▶ [Goal of the exercise]: Assemble all lines in which the string "data" appears.

_ _ _ _ _

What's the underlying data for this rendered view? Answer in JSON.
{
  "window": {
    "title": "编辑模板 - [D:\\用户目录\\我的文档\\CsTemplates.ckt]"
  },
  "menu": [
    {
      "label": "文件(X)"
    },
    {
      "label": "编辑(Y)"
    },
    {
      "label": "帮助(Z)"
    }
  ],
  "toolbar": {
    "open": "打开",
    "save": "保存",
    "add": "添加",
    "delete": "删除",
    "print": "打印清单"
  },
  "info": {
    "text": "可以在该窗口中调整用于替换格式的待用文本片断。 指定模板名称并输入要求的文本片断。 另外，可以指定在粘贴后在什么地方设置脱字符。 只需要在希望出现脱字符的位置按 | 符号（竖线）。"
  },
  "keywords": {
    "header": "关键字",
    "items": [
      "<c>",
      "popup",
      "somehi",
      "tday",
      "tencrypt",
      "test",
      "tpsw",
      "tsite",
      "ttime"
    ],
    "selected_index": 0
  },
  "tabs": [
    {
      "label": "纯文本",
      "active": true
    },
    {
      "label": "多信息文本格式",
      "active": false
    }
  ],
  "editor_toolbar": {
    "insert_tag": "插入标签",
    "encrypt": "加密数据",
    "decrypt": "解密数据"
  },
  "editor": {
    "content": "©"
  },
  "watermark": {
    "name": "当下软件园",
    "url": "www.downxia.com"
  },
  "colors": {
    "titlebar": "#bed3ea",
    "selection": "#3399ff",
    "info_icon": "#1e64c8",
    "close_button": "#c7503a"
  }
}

_ _ _ _ _

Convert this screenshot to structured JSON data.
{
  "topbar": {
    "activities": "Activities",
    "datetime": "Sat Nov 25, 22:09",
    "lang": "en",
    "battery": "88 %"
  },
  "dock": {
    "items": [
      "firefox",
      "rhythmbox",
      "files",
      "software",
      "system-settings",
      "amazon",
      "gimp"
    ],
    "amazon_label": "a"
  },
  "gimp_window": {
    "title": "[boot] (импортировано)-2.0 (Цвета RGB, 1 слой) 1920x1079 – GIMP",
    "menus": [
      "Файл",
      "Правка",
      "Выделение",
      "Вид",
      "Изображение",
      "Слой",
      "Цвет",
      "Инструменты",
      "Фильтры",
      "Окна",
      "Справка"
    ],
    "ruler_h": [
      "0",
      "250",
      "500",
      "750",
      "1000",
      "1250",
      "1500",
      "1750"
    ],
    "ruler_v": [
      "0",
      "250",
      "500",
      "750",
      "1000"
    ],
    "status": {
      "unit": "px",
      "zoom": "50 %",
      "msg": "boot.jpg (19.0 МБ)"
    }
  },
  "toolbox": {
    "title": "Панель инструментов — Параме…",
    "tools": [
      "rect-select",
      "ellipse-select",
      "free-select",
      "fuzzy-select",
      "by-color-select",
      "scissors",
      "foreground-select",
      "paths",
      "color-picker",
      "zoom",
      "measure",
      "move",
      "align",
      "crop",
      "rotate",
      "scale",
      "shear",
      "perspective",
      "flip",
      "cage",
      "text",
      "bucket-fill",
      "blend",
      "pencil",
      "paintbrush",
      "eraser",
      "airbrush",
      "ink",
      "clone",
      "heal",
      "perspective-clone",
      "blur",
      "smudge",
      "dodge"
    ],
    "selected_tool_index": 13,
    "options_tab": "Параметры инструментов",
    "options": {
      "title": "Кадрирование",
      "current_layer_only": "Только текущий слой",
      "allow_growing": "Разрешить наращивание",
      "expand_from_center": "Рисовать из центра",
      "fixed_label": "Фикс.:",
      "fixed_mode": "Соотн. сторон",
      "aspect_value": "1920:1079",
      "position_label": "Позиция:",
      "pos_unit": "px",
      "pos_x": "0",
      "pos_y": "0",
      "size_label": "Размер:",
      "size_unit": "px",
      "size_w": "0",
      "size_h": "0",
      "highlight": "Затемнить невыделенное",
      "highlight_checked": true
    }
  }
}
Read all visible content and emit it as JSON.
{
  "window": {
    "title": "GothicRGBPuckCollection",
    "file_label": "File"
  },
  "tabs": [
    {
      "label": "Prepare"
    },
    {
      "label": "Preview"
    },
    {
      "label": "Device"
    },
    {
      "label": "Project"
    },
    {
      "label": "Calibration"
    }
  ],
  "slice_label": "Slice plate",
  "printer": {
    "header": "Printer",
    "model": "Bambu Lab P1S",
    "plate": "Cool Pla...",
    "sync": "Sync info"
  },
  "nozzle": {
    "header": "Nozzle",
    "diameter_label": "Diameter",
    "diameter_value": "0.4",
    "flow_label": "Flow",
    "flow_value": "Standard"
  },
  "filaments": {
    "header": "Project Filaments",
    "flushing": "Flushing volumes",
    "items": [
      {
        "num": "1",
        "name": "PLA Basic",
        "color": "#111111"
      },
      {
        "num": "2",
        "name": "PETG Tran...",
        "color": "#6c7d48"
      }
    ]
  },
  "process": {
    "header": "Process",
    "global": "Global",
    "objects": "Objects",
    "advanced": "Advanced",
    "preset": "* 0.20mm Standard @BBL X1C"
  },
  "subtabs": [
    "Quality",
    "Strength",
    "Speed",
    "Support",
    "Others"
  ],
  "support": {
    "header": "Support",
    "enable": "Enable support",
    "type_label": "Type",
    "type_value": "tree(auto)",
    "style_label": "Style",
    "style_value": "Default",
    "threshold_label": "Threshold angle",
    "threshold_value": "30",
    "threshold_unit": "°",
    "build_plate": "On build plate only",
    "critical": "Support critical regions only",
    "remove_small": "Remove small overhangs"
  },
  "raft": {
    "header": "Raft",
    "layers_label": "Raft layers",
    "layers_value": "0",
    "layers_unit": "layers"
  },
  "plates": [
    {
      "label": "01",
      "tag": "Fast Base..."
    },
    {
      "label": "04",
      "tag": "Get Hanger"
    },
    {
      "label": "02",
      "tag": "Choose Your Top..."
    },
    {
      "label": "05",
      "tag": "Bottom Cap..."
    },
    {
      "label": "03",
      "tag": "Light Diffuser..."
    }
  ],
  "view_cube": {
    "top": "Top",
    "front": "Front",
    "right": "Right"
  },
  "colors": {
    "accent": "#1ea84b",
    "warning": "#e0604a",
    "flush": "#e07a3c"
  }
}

_ _ _ _ _

▶ [Written response]:
What's the underlying data for this rendered view? Answer in JSON.
Convert this screenshot to structured JSON data.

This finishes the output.